- **WHAT IS EXPECTED**
Copy every line of the records below that holds the word "here".

- **RECORD SET**

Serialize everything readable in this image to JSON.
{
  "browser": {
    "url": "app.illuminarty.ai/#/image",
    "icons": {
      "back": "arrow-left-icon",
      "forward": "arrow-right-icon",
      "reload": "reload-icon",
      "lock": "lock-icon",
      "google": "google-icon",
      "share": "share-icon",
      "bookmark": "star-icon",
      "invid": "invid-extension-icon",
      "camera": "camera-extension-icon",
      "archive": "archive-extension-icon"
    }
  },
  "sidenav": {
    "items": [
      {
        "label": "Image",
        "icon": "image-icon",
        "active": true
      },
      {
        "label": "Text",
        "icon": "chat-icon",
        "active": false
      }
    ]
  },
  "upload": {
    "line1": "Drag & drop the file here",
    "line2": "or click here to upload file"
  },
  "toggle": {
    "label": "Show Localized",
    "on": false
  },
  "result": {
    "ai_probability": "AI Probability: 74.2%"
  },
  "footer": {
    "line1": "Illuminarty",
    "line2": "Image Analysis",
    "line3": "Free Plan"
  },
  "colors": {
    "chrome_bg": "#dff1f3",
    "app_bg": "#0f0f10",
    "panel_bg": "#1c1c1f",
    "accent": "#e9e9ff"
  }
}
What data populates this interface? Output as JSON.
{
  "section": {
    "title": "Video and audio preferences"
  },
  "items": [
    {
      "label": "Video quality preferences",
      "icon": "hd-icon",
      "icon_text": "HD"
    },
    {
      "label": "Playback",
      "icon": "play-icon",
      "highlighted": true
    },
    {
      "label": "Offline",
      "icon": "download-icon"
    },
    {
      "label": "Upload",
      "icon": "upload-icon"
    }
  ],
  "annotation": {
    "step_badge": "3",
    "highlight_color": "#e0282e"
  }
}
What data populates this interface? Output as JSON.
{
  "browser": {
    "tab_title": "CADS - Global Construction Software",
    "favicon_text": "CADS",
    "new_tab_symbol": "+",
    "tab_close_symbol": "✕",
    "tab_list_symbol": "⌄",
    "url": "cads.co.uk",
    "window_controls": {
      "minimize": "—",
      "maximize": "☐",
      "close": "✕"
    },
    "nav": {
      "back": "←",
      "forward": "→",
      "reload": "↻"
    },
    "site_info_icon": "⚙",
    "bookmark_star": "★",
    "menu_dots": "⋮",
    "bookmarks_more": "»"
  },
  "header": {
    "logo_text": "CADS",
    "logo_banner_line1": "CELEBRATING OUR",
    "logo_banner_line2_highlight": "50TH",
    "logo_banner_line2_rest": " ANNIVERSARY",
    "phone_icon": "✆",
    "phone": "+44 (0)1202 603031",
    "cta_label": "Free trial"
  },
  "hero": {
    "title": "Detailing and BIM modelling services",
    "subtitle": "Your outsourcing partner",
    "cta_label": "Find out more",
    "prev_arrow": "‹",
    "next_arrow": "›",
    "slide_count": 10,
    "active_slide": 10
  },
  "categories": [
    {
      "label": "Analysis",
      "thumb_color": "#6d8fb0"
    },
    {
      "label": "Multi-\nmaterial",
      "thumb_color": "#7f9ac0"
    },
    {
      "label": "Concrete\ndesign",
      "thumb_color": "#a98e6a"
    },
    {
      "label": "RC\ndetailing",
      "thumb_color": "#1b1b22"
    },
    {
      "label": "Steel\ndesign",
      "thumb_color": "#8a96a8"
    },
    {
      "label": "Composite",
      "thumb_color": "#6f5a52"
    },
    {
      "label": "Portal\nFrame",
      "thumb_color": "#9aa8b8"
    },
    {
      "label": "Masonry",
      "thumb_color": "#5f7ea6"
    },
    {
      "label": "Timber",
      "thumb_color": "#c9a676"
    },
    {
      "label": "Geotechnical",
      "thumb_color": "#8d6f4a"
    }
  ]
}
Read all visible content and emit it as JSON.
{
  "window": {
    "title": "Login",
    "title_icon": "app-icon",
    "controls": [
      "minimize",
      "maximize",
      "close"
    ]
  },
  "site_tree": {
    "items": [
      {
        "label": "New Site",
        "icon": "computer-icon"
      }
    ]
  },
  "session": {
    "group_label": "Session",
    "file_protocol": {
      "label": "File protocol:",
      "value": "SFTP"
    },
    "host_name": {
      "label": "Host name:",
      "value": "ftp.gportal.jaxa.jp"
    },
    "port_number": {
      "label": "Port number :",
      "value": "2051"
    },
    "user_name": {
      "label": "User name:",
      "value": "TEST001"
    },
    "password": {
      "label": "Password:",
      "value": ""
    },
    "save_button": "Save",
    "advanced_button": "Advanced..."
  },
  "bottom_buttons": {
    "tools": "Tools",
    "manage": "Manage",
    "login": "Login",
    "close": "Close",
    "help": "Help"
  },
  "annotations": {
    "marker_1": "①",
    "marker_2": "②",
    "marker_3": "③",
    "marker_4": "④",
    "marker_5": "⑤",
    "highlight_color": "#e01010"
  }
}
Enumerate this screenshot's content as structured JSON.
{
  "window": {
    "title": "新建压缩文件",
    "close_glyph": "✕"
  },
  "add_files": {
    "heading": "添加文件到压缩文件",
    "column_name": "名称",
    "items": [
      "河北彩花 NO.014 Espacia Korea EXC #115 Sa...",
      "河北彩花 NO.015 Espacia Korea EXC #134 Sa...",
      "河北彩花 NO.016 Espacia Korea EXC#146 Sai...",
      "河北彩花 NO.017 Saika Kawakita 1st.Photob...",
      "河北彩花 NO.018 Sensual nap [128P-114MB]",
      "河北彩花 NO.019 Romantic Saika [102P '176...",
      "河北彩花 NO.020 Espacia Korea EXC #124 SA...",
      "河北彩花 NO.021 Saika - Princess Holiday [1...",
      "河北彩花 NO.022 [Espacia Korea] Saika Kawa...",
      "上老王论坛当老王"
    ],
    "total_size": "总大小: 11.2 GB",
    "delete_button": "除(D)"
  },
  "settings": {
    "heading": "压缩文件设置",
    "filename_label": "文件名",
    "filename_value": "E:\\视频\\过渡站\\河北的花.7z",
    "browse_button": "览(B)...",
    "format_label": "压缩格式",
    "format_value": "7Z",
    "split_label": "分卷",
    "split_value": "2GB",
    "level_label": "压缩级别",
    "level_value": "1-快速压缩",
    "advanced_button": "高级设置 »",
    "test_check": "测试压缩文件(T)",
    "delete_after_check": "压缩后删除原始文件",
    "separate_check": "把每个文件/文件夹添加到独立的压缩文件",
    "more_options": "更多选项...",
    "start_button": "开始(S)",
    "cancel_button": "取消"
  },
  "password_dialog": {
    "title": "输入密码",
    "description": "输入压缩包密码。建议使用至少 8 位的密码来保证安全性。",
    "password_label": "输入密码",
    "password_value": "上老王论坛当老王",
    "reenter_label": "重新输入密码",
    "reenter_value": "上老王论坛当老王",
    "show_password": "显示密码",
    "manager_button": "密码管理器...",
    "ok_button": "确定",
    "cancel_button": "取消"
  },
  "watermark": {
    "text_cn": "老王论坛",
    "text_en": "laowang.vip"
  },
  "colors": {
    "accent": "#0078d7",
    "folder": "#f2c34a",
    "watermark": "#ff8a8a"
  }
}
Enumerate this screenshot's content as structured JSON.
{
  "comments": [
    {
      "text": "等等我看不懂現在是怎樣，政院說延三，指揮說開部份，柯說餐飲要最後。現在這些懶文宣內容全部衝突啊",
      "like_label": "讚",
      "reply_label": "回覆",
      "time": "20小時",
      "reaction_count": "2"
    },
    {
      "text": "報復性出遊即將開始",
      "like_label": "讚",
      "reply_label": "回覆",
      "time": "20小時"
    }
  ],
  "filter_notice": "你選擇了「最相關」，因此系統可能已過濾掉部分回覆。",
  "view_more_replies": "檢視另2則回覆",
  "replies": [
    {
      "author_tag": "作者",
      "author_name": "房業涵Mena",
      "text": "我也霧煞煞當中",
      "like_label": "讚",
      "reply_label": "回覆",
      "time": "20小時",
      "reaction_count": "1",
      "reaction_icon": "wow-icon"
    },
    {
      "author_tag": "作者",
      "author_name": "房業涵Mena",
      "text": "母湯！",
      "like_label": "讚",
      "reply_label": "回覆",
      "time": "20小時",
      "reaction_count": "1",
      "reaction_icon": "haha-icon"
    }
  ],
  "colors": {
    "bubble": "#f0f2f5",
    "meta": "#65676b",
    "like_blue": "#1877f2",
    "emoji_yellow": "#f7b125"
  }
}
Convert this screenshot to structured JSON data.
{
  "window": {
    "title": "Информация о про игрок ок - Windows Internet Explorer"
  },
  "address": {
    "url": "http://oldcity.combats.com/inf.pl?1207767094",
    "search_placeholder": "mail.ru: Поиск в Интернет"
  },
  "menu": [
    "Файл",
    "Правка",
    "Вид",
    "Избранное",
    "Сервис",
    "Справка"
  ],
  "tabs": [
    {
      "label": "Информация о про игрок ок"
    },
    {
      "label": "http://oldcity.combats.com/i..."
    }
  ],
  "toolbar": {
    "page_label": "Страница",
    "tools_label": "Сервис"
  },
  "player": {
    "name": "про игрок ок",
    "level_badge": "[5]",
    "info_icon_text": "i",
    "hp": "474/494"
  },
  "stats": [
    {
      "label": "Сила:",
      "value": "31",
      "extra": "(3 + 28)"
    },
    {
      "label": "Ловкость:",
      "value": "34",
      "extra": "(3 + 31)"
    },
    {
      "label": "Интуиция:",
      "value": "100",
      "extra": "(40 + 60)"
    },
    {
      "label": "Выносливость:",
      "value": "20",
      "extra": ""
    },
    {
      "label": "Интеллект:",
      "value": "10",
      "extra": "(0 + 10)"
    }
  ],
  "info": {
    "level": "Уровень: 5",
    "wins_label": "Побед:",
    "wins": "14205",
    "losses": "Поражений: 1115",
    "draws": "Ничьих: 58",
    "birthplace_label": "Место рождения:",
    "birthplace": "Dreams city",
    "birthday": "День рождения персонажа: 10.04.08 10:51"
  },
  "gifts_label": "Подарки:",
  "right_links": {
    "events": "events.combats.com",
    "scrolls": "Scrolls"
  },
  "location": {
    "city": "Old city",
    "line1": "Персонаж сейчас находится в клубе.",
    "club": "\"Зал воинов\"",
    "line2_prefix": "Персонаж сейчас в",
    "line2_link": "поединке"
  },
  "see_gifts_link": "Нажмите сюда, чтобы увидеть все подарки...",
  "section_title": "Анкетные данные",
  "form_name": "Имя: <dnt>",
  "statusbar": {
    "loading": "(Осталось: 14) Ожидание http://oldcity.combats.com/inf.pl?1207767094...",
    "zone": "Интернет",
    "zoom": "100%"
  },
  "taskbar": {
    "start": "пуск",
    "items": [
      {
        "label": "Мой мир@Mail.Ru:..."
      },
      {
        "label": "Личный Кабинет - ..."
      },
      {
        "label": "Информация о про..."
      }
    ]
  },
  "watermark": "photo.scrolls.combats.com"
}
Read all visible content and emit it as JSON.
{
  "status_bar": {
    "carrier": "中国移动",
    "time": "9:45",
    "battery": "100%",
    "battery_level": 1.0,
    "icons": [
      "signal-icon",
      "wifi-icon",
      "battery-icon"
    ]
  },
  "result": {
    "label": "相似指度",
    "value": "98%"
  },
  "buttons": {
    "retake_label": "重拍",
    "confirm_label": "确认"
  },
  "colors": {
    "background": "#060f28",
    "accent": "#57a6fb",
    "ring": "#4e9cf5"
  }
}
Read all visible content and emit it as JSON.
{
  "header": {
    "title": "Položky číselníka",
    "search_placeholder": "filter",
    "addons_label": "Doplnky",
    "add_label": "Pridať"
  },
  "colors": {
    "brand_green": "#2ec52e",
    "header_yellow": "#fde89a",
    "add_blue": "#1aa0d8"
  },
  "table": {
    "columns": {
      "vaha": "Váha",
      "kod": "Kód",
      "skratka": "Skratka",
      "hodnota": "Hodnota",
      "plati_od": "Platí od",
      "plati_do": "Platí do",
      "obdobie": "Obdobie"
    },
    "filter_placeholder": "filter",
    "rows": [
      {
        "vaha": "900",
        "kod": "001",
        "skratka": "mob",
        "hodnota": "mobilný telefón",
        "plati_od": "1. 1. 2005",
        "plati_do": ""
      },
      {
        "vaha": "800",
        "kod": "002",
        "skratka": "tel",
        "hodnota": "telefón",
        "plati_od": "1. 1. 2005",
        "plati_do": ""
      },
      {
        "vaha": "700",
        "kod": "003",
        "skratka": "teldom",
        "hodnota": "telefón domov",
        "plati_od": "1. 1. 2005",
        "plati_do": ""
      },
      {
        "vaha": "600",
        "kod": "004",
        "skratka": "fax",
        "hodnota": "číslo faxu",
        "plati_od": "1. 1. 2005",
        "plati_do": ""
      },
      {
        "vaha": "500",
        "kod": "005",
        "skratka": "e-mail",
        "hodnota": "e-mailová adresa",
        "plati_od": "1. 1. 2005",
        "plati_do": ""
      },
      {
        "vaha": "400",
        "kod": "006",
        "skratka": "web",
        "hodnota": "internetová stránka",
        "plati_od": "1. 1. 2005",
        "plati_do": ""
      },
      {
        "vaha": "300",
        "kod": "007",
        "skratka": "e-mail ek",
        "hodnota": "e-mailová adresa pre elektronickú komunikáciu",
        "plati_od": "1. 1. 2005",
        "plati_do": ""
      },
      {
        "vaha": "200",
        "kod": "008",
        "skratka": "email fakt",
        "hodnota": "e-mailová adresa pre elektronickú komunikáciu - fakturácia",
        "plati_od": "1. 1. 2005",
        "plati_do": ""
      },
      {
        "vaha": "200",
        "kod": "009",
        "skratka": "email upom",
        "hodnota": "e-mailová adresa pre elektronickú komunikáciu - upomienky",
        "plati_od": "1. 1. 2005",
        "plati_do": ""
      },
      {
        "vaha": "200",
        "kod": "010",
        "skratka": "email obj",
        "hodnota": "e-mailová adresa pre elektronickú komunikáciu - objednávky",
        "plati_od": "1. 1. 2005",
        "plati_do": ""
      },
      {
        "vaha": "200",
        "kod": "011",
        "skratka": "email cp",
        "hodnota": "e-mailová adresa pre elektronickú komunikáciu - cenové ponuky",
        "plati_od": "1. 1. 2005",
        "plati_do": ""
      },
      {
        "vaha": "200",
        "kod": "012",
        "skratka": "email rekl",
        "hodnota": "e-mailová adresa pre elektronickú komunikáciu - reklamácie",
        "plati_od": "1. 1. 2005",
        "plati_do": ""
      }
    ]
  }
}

- **WRITTEN RESPONSE**
    "line1": "Drag & drop the file here",
    "line2": "or click here to upload file"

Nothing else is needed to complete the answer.